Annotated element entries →
________

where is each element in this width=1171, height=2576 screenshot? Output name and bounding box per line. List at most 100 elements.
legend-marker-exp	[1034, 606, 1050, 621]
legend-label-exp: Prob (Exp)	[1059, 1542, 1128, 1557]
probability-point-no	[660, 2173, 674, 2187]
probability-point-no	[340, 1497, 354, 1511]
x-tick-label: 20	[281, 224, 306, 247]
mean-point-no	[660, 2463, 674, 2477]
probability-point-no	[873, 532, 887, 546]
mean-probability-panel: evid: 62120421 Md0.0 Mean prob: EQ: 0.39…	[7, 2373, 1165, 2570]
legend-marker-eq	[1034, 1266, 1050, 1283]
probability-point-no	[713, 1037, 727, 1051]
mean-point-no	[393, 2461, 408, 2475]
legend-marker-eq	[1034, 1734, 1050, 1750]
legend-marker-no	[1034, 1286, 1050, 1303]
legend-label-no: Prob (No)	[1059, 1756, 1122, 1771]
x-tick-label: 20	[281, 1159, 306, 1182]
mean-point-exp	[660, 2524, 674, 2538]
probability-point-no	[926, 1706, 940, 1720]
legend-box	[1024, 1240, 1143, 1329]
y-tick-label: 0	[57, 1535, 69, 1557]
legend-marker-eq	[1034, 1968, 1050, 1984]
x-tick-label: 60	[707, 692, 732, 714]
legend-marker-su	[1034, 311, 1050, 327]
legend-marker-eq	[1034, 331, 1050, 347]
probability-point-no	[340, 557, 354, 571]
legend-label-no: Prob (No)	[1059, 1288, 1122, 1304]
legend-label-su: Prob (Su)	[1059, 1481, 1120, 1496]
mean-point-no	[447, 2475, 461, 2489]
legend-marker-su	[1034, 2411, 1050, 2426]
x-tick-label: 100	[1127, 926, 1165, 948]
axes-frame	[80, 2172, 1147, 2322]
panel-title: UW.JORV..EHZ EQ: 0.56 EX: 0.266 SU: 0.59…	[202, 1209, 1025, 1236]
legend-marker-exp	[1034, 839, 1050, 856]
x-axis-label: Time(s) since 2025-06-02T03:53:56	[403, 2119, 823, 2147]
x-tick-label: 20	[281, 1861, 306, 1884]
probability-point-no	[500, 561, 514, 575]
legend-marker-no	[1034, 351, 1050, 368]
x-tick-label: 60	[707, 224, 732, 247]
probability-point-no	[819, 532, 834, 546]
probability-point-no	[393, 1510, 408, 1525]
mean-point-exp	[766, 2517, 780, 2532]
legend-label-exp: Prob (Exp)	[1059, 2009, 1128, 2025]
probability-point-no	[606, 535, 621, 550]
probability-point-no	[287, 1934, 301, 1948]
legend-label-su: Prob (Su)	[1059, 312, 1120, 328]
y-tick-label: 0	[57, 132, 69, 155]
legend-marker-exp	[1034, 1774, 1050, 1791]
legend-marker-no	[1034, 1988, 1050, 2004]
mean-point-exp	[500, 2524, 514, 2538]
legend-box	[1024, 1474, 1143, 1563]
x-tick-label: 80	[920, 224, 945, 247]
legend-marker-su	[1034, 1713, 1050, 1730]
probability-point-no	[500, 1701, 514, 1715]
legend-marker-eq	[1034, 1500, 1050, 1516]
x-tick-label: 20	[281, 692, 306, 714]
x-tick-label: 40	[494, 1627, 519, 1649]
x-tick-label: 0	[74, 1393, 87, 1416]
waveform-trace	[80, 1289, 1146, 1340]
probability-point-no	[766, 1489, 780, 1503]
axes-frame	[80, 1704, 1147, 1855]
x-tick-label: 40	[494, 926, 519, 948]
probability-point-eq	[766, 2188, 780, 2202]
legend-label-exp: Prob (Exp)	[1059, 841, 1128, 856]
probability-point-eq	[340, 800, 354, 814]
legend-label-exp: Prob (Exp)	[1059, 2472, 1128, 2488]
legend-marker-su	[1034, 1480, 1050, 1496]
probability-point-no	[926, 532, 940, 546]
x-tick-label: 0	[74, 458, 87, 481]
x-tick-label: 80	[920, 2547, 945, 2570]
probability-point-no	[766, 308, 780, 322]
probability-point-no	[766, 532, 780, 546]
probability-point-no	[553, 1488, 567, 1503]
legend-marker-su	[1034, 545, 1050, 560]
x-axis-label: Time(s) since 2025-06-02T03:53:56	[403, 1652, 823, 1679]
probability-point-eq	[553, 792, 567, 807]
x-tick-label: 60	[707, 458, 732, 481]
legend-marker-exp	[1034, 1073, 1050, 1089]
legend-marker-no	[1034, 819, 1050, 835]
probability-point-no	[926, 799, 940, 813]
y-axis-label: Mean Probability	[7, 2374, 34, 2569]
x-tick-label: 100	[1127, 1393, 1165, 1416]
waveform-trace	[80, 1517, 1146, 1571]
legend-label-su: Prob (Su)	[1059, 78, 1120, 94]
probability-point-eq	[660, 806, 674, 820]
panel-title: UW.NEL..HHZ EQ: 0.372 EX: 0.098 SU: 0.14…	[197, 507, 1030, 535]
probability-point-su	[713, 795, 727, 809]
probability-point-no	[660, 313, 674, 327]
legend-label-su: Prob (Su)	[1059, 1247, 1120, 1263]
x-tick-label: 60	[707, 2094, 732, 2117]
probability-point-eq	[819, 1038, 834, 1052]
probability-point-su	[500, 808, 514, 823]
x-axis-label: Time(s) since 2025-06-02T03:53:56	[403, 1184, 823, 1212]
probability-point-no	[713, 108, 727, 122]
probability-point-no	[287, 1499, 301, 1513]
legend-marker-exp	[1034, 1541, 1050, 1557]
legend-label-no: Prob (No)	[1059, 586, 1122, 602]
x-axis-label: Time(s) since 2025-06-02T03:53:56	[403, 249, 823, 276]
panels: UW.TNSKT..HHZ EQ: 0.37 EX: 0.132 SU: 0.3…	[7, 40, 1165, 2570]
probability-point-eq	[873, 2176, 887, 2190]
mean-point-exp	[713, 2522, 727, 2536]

________

What this task involves → Return every line of the records above verbatim.

Full output →
where is each element in this width=1171, height=2576 screenshot? Output name and bounding box per line. List at most 100 elements.
legend-marker-exp	[1034, 606, 1050, 621]
legend-label-exp: Prob (Exp)	[1059, 1542, 1128, 1557]
probability-point-no	[660, 2173, 674, 2187]
probability-point-no	[340, 1497, 354, 1511]
x-tick-label: 20	[281, 224, 306, 247]
mean-point-no	[660, 2463, 674, 2477]
probability-point-no	[873, 532, 887, 546]
mean-probability-panel: evid: 62120421 Md0.0 Mean prob: EQ: 0.39…	[7, 2373, 1165, 2570]
legend-marker-eq	[1034, 1266, 1050, 1283]
probability-point-no	[713, 1037, 727, 1051]
mean-point-no	[393, 2461, 408, 2475]
legend-marker-eq	[1034, 1734, 1050, 1750]
legend-marker-no	[1034, 1286, 1050, 1303]
legend-label-no: Prob (No)	[1059, 1756, 1122, 1771]
x-tick-label: 20	[281, 1159, 306, 1182]
mean-point-exp	[660, 2524, 674, 2538]
probability-point-no	[926, 1706, 940, 1720]
legend-box	[1024, 1240, 1143, 1329]
y-tick-label: 0	[57, 1535, 69, 1557]
legend-marker-eq	[1034, 1968, 1050, 1984]
x-tick-label: 60	[707, 692, 732, 714]
legend-marker-su	[1034, 311, 1050, 327]
legend-marker-eq	[1034, 331, 1050, 347]
probability-point-no	[340, 557, 354, 571]
legend-label-no: Prob (No)	[1059, 1288, 1122, 1304]
legend-label-su: Prob (Su)	[1059, 1481, 1120, 1496]
mean-point-no	[447, 2475, 461, 2489]
legend-marker-su	[1034, 2411, 1050, 2426]
x-tick-label: 100	[1127, 926, 1165, 948]
axes-frame	[80, 2172, 1147, 2322]
panel-title: UW.JORV..EHZ EQ: 0.56 EX: 0.266 SU: 0.59…	[202, 1209, 1025, 1236]
legend-marker-exp	[1034, 839, 1050, 856]
x-axis-label: Time(s) since 2025-06-02T03:53:56	[403, 2119, 823, 2147]
x-tick-label: 20	[281, 1861, 306, 1884]
probability-point-no	[500, 561, 514, 575]
legend-marker-no	[1034, 351, 1050, 368]
x-tick-label: 60	[707, 224, 732, 247]
probability-point-no	[819, 532, 834, 546]
probability-point-no	[393, 1510, 408, 1525]
mean-point-exp	[766, 2517, 780, 2532]
legend-label-exp: Prob (Exp)	[1059, 2009, 1128, 2025]
probability-point-no	[606, 535, 621, 550]
probability-point-no	[287, 1934, 301, 1948]
legend-label-su: Prob (Su)	[1059, 312, 1120, 328]
y-tick-label: 0	[57, 132, 69, 155]
legend-marker-exp	[1034, 1774, 1050, 1791]
legend-marker-no	[1034, 1988, 1050, 2004]
mean-point-exp	[500, 2524, 514, 2538]
legend-box	[1024, 1474, 1143, 1563]
x-tick-label: 80	[920, 224, 945, 247]
legend-marker-su	[1034, 1713, 1050, 1730]
probability-point-no	[500, 1701, 514, 1715]
legend-marker-eq	[1034, 1500, 1050, 1516]
x-tick-label: 20	[281, 692, 306, 714]
x-tick-label: 40	[494, 1627, 519, 1649]
x-tick-label: 0	[74, 1393, 87, 1416]
waveform-trace	[80, 1289, 1146, 1340]
probability-point-no	[766, 1489, 780, 1503]
axes-frame	[80, 1704, 1147, 1855]
x-tick-label: 40	[494, 926, 519, 948]
probability-point-eq	[766, 2188, 780, 2202]
legend-label-exp: Prob (Exp)	[1059, 841, 1128, 856]
probability-point-eq	[340, 800, 354, 814]
legend-label-exp: Prob (Exp)	[1059, 2472, 1128, 2488]
legend-marker-su	[1034, 1480, 1050, 1496]
probability-point-no	[926, 532, 940, 546]
x-tick-label: 0	[74, 458, 87, 481]
x-tick-label: 80	[920, 2547, 945, 2570]
probability-point-no	[766, 308, 780, 322]
probability-point-no	[766, 532, 780, 546]
probability-point-no	[553, 1488, 567, 1503]
legend-marker-su	[1034, 545, 1050, 560]
x-axis-label: Time(s) since 2025-06-02T03:53:56	[403, 1652, 823, 1679]
probability-point-eq	[553, 792, 567, 807]
x-tick-label: 60	[707, 458, 732, 481]
legend-marker-exp	[1034, 1073, 1050, 1089]
legend-marker-no	[1034, 819, 1050, 835]
probability-point-no	[926, 799, 940, 813]
y-axis-label: Mean Probability	[7, 2374, 34, 2569]
x-tick-label: 100	[1127, 1393, 1165, 1416]
waveform-trace	[80, 1517, 1146, 1571]
legend-label-su: Prob (Su)	[1059, 78, 1120, 94]
probability-point-eq	[660, 806, 674, 820]
panel-title: UW.NEL..HHZ EQ: 0.372 EX: 0.098 SU: 0.14…	[197, 507, 1030, 535]
probability-point-su	[713, 795, 727, 809]
probability-point-no	[660, 313, 674, 327]
legend-label-su: Prob (Su)	[1059, 1247, 1120, 1263]
x-tick-label: 60	[707, 2094, 732, 2117]
probability-point-eq	[819, 1038, 834, 1052]
probability-point-su	[500, 808, 514, 823]
x-axis-label: Time(s) since 2025-06-02T03:53:56	[403, 1184, 823, 1212]
probability-point-no	[713, 108, 727, 122]
probability-point-no	[287, 1499, 301, 1513]
legend-marker-exp	[1034, 1541, 1050, 1557]
legend-label-no: Prob (No)	[1059, 586, 1122, 602]
x-axis-label: Time(s) since 2025-06-02T03:53:56	[403, 249, 823, 276]
panels: UW.TNSKT..HHZ EQ: 0.37 EX: 0.132 SU: 0.3…	[7, 40, 1165, 2570]
probability-point-eq	[873, 2176, 887, 2190]
mean-point-exp	[713, 2522, 727, 2536]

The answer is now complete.